Selected passage:
────

It is one thing to be able to contribute to humankind in challenging work, but that ability is worthless if you can’t demonstrate it. Drucker would have said that it is a societal obligation to make it so. That is, for the maximum number of others to know about and to take advantage of your contributions.

Drucker learned from his work with General Motors he could contribute to organizations from his knowledge and methods of analysis. Yet, he did not advance in academia in the usual fashion and his success with organizations as a consultant and as an academic was not achieved in the ordinary way. Fortunately, the ideas and methodology he used was effective in reaching the pinnacle of his profession.

The methodology Drucker used to achieve

The usual steps recommended for academic success and an eventual “Father of Modern Management” would probably be, completion of a terminal degree in management, that is a doctorate; then acquisition of a “tenure track” position at a top research university. Drucker started by obtaining a PhD in law, not management.

────

[Element-and-box listings]
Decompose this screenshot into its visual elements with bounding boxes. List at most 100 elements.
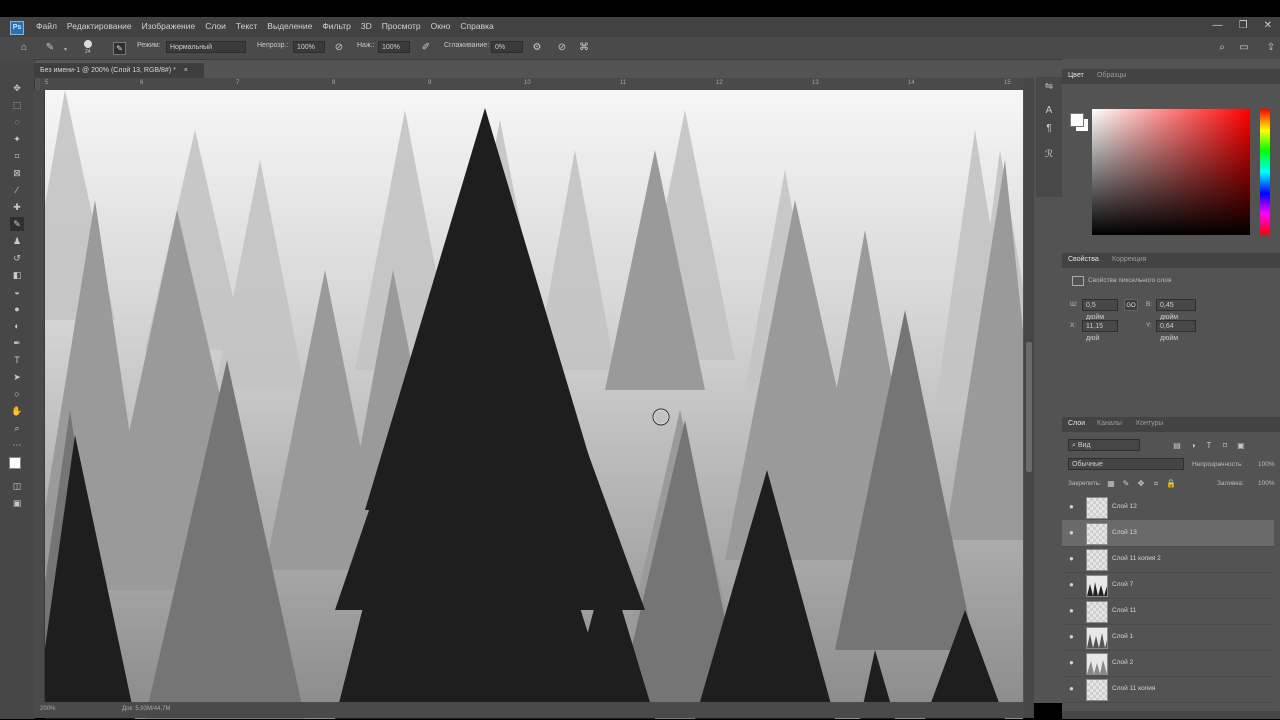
magic-wand-icon[interactable]: ✦ bbox=[10, 132, 24, 146]
layer-row[interactable]: ● Слой 2 bbox=[1062, 650, 1274, 677]
menu-filter[interactable]: Фильтр bbox=[322, 21, 351, 31]
brush-panel-icon[interactable]: ✎ bbox=[113, 42, 126, 55]
menu-file[interactable]: Файл bbox=[36, 21, 57, 31]
type-tool-icon[interactable]: T bbox=[10, 353, 24, 367]
history-icon[interactable]: ⇋ bbox=[1043, 81, 1055, 93]
tab-adjustments[interactable]: Коррекция bbox=[1112, 256, 1146, 263]
frame-tool-icon[interactable]: ⊠ bbox=[10, 166, 24, 180]
eye-icon[interactable]: ● bbox=[1069, 684, 1074, 693]
eye-icon[interactable]: ● bbox=[1069, 554, 1074, 563]
share-icon[interactable]: ⇪ bbox=[1265, 42, 1277, 54]
height-input[interactable]: 0,45 дюйм bbox=[1156, 299, 1196, 321]
filter-smart-icon[interactable]: ▣ bbox=[1236, 440, 1246, 452]
tab-layers[interactable]: Слои bbox=[1068, 420, 1085, 427]
scroll-thumb[interactable] bbox=[1026, 342, 1032, 472]
crop-tool-icon[interactable]: ⌗ bbox=[10, 149, 24, 163]
more-tools-icon[interactable]: ⋯ bbox=[10, 438, 24, 452]
eye-icon[interactable]: ● bbox=[1069, 632, 1074, 641]
smoothing-input[interactable]: 0% bbox=[491, 41, 523, 53]
layer-row-selected[interactable]: ● Слой 13 bbox=[1062, 520, 1274, 547]
y-input[interactable]: 0,64 дюйм bbox=[1156, 320, 1196, 342]
filter-type-icon[interactable]: T bbox=[1204, 440, 1214, 452]
eye-icon[interactable]: ● bbox=[1069, 658, 1074, 667]
menu-help[interactable]: Справка bbox=[460, 21, 493, 31]
document-tab[interactable]: Без имени-1 @ 200% (Слой 13, RGB/8#) * × bbox=[34, 62, 204, 78]
eyedropper-icon[interactable]: ⁄ bbox=[10, 183, 24, 197]
eye-icon[interactable]: ● bbox=[1069, 502, 1074, 511]
quick-mask-icon[interactable]: ◫ bbox=[10, 479, 24, 493]
width-input[interactable]: 0,5 дюйм bbox=[1082, 299, 1118, 321]
lock-transparent-icon[interactable]: ▦ bbox=[1106, 478, 1116, 490]
healing-brush-icon[interactable]: ✚ bbox=[10, 200, 24, 214]
chevron-down-icon[interactable]: ▾ bbox=[64, 46, 67, 53]
layer-row[interactable]: ● Слой 12 bbox=[1062, 494, 1274, 521]
menu-view[interactable]: Просмотр bbox=[382, 21, 421, 31]
mode-select[interactable]: Нормальный bbox=[166, 41, 246, 53]
airbrush-icon[interactable]: ✐ bbox=[420, 42, 432, 54]
hue-slider[interactable] bbox=[1260, 109, 1270, 235]
layer-row[interactable]: ● Слой 1 bbox=[1062, 624, 1274, 651]
layer-filter-select[interactable]: ⌕ Вид bbox=[1068, 439, 1140, 451]
menu-image[interactable]: Изображение bbox=[142, 21, 196, 31]
menu-edit[interactable]: Редактирование bbox=[67, 21, 132, 31]
flow-input[interactable]: 100% bbox=[378, 41, 410, 53]
color-field[interactable] bbox=[1092, 109, 1250, 235]
tab-paths[interactable]: Контуры bbox=[1136, 420, 1163, 427]
marquee-tool-icon[interactable]: ⬚ bbox=[10, 98, 24, 112]
move-tool-icon[interactable]: ✥ bbox=[10, 81, 24, 95]
home-icon[interactable]: ⌂ bbox=[18, 42, 30, 54]
zoom-tool-icon[interactable]: ⌕ bbox=[10, 421, 24, 435]
layer-row[interactable]: ● Слой 7 bbox=[1062, 572, 1274, 599]
lock-position-icon[interactable]: ✥ bbox=[1136, 478, 1146, 490]
stamp-tool-icon[interactable]: ♟ bbox=[10, 234, 24, 248]
tab-color[interactable]: Цвет bbox=[1068, 72, 1084, 79]
lock-all-icon[interactable]: 🔒 bbox=[1166, 478, 1176, 490]
paragraph-icon[interactable]: ¶ bbox=[1043, 123, 1055, 135]
gear-icon[interactable]: ⚙ bbox=[531, 42, 543, 54]
eye-icon[interactable]: ● bbox=[1069, 606, 1074, 615]
foreground-color-swatch[interactable] bbox=[9, 457, 21, 469]
layer-row[interactable]: ● Слой 11 копия bbox=[1062, 676, 1274, 703]
menu-window[interactable]: Окно bbox=[431, 21, 451, 31]
screen-mode-icon[interactable]: ▣ bbox=[10, 496, 24, 510]
filter-adjust-icon[interactable]: ◑ bbox=[1188, 440, 1198, 452]
menu-layers[interactable]: Слои bbox=[205, 21, 226, 31]
close-window-button[interactable]: ✕ bbox=[1264, 20, 1272, 31]
tab-swatches[interactable]: Образцы bbox=[1097, 72, 1126, 79]
layer-opacity-value[interactable]: 100% bbox=[1258, 461, 1275, 468]
minimize-button[interactable]: — bbox=[1213, 20, 1223, 31]
brush-tool-icon[interactable]: ✎ bbox=[44, 42, 56, 54]
filter-pixel-icon[interactable]: ▤ bbox=[1172, 440, 1182, 452]
close-tab-icon[interactable]: × bbox=[184, 67, 188, 74]
pen-tool-icon[interactable]: ✒ bbox=[10, 336, 24, 350]
opacity-input[interactable]: 100% bbox=[293, 41, 325, 53]
link-icon[interactable]: GO bbox=[1124, 299, 1138, 311]
menu-3d[interactable]: 3D bbox=[361, 21, 372, 31]
menu-text[interactable]: Текст bbox=[236, 21, 257, 31]
canvas[interactable] bbox=[45, 90, 1023, 719]
zoom-level[interactable]: 200% bbox=[40, 706, 55, 712]
vertical-scrollbar[interactable] bbox=[1024, 78, 1034, 718]
workspace-icon[interactable]: ▭ bbox=[1238, 42, 1250, 54]
glyphs-icon[interactable]: ℛ bbox=[1043, 149, 1055, 161]
lasso-tool-icon[interactable]: ◌ bbox=[10, 115, 24, 129]
brush-tool-icon-active[interactable]: ✎ bbox=[10, 217, 24, 231]
hand-tool-icon[interactable]: ✋ bbox=[10, 404, 24, 418]
foreground-swatch[interactable] bbox=[1070, 113, 1084, 127]
tab-properties[interactable]: Свойства bbox=[1068, 256, 1099, 263]
lock-artboard-icon[interactable]: ⌗ bbox=[1151, 478, 1161, 490]
maximize-button[interactable]: ❐ bbox=[1239, 20, 1248, 31]
eye-icon[interactable]: ● bbox=[1069, 580, 1074, 589]
dodge-tool-icon[interactable]: ◐ bbox=[10, 319, 24, 333]
path-select-icon[interactable]: ➤ bbox=[10, 370, 24, 384]
lock-pixels-icon[interactable]: ✎ bbox=[1121, 478, 1131, 490]
eraser-tool-icon[interactable]: ◧ bbox=[10, 268, 24, 282]
shape-tool-icon[interactable]: ○ bbox=[10, 387, 24, 401]
tab-channels[interactable]: Каналы bbox=[1097, 420, 1122, 427]
history-brush-icon[interactable]: ↺ bbox=[10, 251, 24, 265]
eye-icon[interactable]: ● bbox=[1069, 528, 1074, 537]
symmetry-icon[interactable]: ⌘ bbox=[578, 42, 590, 54]
character-icon[interactable]: A bbox=[1043, 105, 1055, 117]
pressure-opacity-icon[interactable]: ⊘ bbox=[333, 42, 345, 54]
gradient-tool-icon[interactable]: ◒ bbox=[10, 285, 24, 299]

────

What you have to do: Copy the part of the Drucker passage that opens with the words "Drucker learned from" and closes with "law, not management.", switching "General Motors" to "Ford". These rows stand apart from the Drucker passage and are separate material.

Task output:
Drucker learned from his work with Ford he could contribute to organizations from his knowledge and methods of analysis. Yet, he did not advance in academia in the usual fashion and his success with organizations as a consultant and as an academic was not achieved in the ordinary way. Fortunately, the ideas and methodology he used was effective in reaching the pinnacle of his profession.

The methodology Drucker used to achieve

The usual steps recommended for academic success and an eventual “Father of Modern Management” would probably be, completion of a terminal degree in management, that is a doctorate; then acquisition of a “tenure track” position at a top research university. Drucker started by obtaining a PhD in law, not management.